### SUPPLIED DATA
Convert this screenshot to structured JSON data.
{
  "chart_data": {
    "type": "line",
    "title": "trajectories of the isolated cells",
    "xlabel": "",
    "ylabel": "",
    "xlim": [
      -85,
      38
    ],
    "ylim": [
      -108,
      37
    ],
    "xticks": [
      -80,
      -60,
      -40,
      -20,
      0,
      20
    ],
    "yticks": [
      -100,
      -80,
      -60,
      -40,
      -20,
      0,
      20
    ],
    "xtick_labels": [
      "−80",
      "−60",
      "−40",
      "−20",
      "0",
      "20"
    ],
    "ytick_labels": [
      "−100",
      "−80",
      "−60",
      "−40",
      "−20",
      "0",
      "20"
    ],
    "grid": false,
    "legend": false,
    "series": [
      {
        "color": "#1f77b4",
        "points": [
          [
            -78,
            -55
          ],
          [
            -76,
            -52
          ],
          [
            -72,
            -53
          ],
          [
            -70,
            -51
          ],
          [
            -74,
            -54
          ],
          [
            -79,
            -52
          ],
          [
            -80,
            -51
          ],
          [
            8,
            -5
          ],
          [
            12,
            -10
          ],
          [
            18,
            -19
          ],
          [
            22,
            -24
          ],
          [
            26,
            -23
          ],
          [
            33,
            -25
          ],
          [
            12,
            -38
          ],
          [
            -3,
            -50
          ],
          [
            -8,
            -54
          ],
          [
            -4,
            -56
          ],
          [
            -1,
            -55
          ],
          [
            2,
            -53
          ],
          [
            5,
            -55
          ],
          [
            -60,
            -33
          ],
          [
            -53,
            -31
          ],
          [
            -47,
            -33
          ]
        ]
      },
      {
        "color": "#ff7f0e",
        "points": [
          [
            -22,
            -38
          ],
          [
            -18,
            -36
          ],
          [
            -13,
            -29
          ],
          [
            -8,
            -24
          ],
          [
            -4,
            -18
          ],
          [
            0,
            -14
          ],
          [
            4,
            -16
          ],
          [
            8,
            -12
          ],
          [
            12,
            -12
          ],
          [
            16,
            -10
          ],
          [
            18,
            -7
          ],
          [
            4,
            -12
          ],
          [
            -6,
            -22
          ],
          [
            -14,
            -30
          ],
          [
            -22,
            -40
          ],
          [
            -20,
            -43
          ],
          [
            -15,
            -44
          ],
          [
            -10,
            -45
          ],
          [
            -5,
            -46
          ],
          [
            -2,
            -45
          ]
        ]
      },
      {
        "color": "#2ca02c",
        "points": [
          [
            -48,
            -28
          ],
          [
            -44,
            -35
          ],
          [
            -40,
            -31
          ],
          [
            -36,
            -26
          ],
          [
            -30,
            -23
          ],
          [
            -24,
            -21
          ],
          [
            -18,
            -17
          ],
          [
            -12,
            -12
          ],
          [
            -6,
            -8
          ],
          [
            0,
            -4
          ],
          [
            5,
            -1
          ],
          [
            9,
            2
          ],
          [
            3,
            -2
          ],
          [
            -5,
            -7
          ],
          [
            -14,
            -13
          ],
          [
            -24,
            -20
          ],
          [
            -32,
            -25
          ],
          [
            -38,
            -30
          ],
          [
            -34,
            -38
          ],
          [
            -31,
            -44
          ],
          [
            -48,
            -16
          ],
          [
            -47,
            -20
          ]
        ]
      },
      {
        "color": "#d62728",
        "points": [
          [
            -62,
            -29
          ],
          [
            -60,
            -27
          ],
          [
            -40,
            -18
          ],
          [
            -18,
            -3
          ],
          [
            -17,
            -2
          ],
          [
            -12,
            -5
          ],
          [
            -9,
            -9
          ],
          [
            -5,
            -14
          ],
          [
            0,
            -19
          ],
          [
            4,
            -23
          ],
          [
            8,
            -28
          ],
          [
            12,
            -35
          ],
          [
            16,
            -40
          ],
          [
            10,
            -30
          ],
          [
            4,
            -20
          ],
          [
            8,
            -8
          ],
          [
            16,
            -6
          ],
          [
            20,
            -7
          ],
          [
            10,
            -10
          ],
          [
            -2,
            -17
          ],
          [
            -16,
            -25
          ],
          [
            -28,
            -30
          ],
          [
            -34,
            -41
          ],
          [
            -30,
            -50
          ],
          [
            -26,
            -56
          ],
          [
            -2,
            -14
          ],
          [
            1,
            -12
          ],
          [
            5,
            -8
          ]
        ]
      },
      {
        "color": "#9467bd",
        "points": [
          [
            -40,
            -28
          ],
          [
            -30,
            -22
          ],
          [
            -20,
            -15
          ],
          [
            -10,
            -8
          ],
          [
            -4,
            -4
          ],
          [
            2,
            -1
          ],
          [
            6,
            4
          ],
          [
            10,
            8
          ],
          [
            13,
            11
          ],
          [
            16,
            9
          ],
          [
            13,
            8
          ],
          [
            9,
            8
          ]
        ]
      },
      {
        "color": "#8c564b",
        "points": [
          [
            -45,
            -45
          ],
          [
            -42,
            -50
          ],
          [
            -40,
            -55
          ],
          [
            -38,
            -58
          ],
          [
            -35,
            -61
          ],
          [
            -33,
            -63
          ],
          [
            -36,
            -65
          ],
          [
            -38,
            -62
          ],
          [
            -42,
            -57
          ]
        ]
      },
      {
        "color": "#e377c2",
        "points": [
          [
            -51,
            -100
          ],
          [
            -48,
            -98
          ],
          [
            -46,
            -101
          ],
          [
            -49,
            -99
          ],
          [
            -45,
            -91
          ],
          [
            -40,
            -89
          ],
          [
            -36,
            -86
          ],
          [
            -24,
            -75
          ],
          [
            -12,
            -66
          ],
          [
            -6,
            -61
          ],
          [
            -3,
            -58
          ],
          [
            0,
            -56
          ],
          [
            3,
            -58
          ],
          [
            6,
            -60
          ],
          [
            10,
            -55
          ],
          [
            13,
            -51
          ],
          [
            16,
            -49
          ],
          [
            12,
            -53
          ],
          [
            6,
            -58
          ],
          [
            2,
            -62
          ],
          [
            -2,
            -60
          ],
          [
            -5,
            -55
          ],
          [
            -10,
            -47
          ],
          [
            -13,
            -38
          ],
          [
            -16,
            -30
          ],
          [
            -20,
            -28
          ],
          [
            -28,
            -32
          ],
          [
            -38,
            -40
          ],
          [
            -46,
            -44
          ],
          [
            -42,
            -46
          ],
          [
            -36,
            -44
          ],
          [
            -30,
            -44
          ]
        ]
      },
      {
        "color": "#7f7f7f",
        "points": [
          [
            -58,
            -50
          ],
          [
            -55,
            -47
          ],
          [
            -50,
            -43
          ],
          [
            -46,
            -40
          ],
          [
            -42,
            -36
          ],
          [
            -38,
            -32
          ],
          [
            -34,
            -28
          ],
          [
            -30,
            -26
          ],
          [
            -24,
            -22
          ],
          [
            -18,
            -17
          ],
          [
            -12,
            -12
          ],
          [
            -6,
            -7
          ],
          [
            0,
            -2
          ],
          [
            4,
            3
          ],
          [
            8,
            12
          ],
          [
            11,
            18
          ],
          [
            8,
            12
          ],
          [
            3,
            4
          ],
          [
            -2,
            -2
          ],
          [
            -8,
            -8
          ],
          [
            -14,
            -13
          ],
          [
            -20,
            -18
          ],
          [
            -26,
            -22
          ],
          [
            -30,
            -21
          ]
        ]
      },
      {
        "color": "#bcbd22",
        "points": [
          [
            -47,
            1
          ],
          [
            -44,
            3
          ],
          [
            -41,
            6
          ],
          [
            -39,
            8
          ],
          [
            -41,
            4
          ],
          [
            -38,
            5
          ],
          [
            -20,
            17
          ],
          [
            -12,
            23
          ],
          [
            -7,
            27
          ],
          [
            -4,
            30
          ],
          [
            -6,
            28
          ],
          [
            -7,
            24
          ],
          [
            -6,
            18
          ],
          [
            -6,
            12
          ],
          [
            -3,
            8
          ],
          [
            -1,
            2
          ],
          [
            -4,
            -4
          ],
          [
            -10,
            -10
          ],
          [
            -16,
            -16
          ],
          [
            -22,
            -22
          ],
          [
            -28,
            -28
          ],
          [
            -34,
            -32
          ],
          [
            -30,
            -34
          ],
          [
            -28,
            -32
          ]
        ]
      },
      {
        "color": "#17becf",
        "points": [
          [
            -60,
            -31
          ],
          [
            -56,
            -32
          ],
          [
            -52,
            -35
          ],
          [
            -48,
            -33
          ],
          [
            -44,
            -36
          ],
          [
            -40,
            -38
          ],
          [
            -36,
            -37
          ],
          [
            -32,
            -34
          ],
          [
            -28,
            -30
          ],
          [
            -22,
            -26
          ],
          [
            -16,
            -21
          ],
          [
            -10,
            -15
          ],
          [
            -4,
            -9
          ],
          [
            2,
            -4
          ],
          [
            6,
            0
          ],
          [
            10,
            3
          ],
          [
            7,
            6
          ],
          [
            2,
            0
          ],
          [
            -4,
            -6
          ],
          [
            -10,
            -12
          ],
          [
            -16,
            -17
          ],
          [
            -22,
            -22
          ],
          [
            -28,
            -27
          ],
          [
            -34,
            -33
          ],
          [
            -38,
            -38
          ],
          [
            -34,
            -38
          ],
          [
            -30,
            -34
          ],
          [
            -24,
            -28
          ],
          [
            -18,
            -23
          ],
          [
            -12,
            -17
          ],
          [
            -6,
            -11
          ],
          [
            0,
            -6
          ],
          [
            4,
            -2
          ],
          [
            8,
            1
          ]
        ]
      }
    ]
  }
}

### EXERCISE INSTRUCTIONS
Wherever the word "color" appears in a line of the data above, copy that line.

### RESULT BELOW
        "color": "#1f77b4",
        "color": "#ff7f0e",
        "color": "#2ca02c",
        "color": "#d62728",
        "color": "#9467bd",
        "color": "#8c564b",
        "color": "#e377c2",
        "color": "#7f7f7f",
        "color": "#bcbd22",
        "color": "#17becf",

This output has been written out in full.